Work required: Wherever the word "rest" appears in a line, extract that line.

[Dataset records on visual material]

══════════

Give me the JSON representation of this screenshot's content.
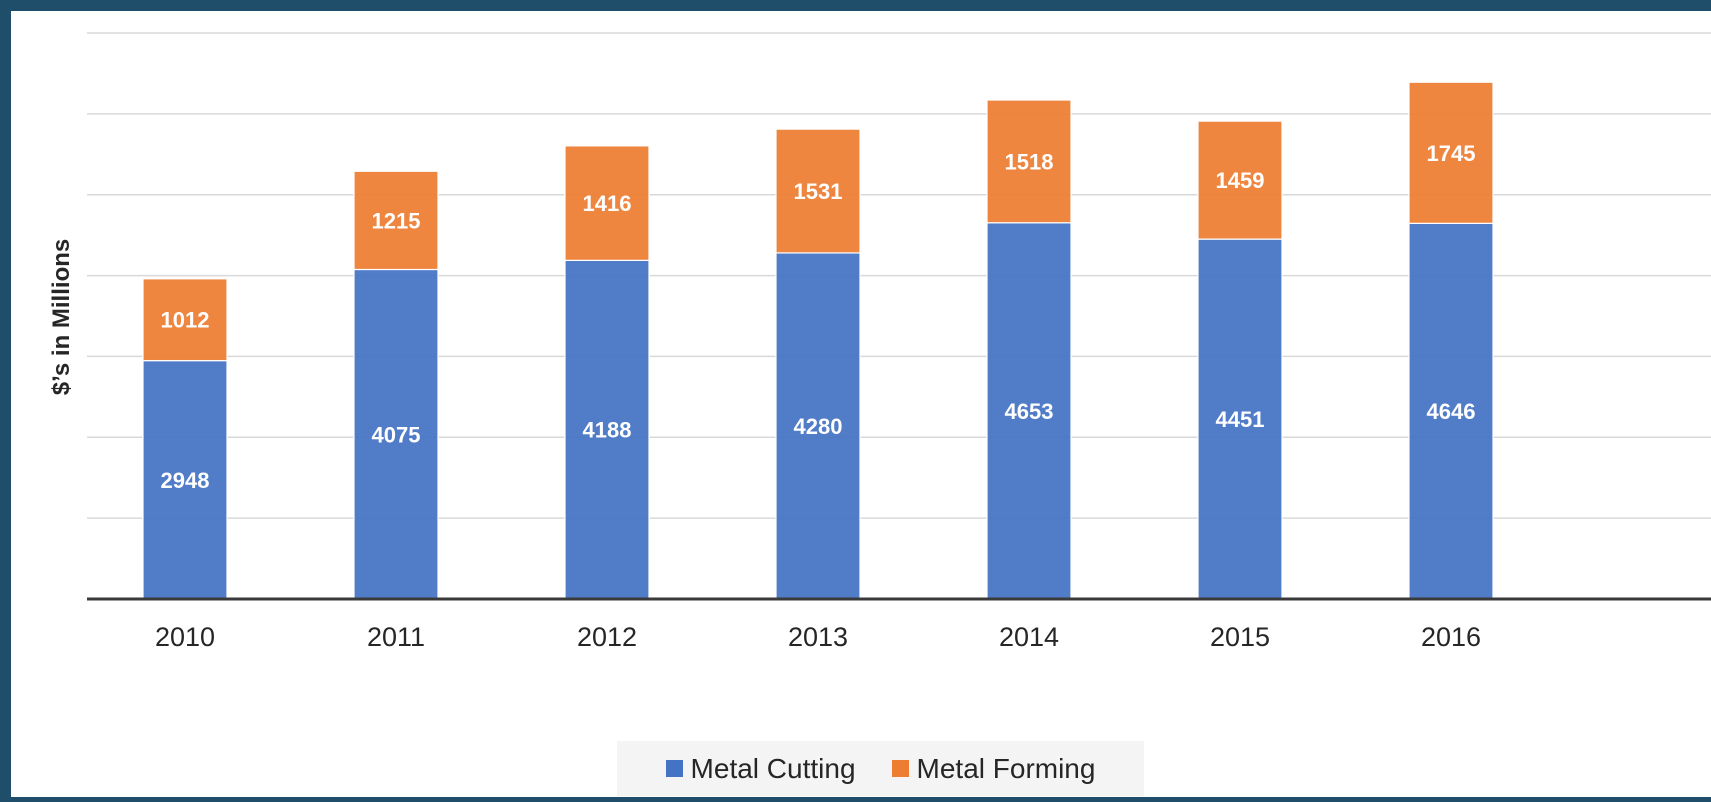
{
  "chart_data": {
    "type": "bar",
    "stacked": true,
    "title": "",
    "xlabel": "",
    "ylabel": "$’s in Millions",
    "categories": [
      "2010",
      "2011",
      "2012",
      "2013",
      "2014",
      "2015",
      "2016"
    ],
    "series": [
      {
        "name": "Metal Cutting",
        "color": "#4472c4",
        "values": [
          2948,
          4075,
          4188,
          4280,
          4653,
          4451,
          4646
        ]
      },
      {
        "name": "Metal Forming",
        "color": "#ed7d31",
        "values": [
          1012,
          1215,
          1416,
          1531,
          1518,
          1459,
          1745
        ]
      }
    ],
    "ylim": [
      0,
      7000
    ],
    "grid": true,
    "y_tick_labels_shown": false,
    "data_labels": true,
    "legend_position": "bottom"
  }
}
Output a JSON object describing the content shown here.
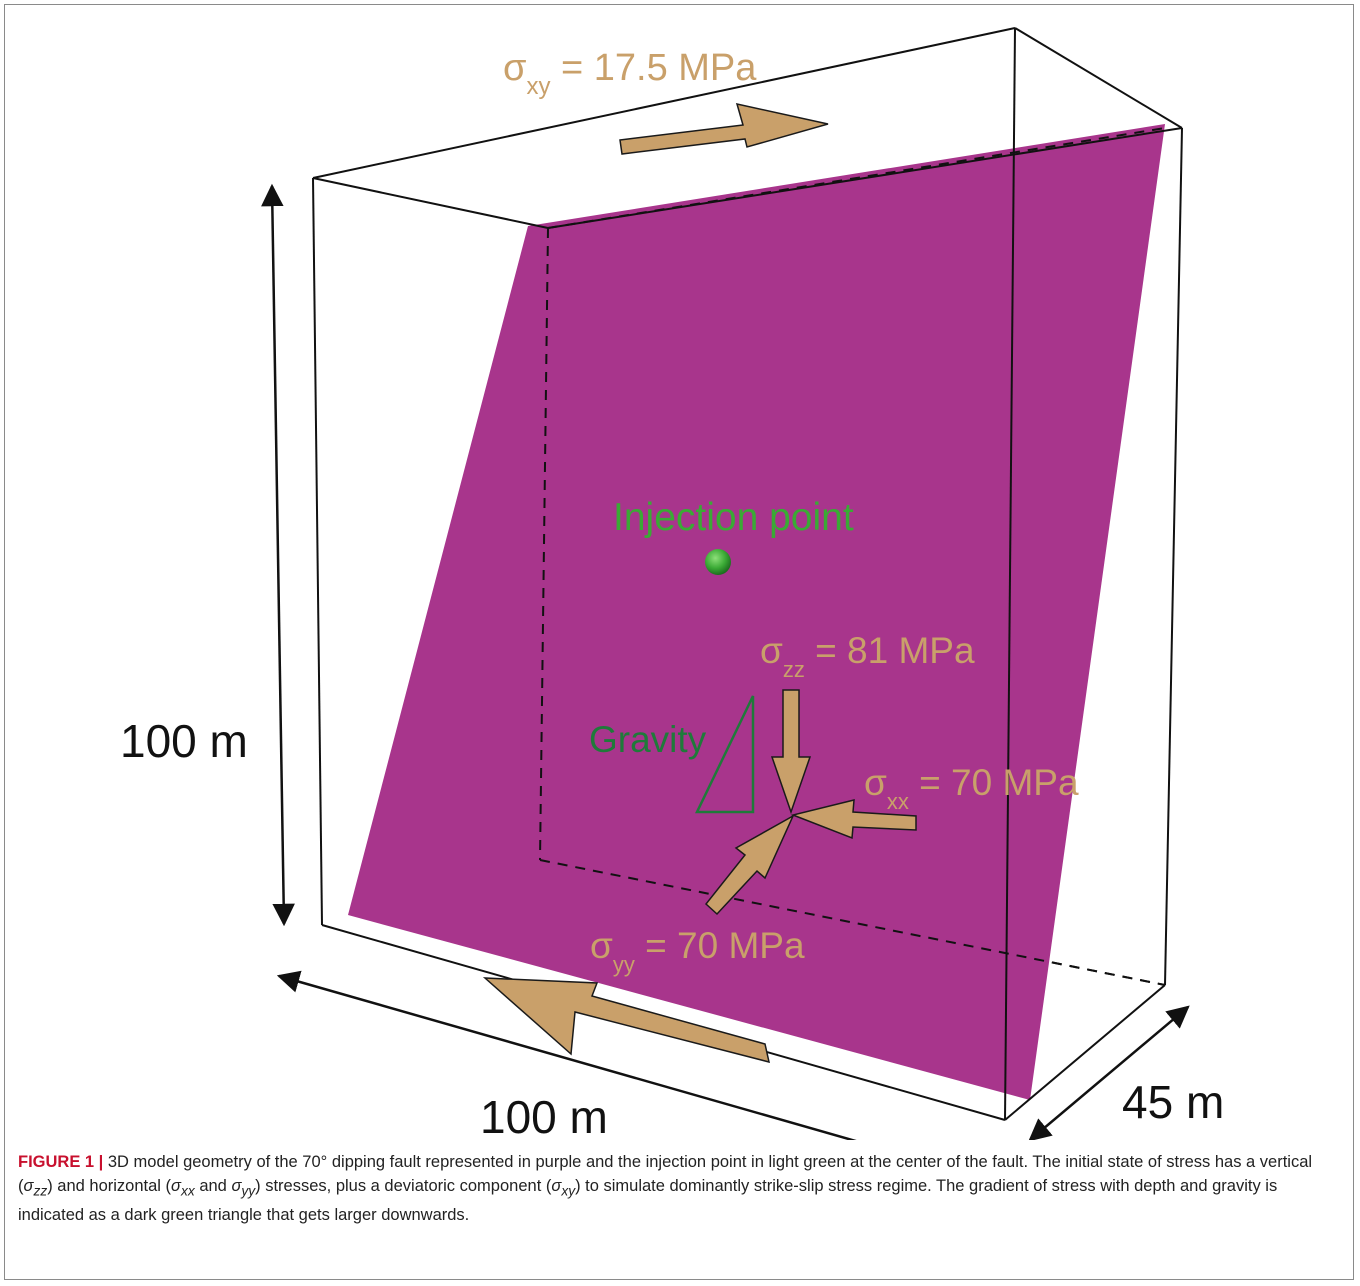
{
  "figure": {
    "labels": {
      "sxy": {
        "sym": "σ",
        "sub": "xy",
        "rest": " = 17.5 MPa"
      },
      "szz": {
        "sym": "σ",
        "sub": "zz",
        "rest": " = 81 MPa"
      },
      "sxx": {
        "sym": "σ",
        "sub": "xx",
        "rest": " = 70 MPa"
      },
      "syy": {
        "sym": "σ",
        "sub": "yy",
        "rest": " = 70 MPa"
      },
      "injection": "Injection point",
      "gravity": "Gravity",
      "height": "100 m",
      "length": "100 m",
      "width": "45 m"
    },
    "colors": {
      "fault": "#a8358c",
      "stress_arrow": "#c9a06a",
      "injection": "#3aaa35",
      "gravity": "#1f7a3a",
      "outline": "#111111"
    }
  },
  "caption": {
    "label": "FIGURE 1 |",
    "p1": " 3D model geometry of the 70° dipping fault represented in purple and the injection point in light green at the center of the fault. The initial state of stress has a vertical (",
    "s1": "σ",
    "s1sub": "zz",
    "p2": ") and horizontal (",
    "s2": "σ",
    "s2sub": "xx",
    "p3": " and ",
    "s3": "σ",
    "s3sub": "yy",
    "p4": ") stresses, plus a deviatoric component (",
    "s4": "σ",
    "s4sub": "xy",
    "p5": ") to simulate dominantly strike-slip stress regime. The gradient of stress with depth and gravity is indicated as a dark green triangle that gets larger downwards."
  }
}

══════════

Answer for this exercise:
        "rest": " = 17.5 MPa"
        "rest": " = 81 MPa"
        "rest": " = 70 MPa"
        "rest": " = 70 MPa"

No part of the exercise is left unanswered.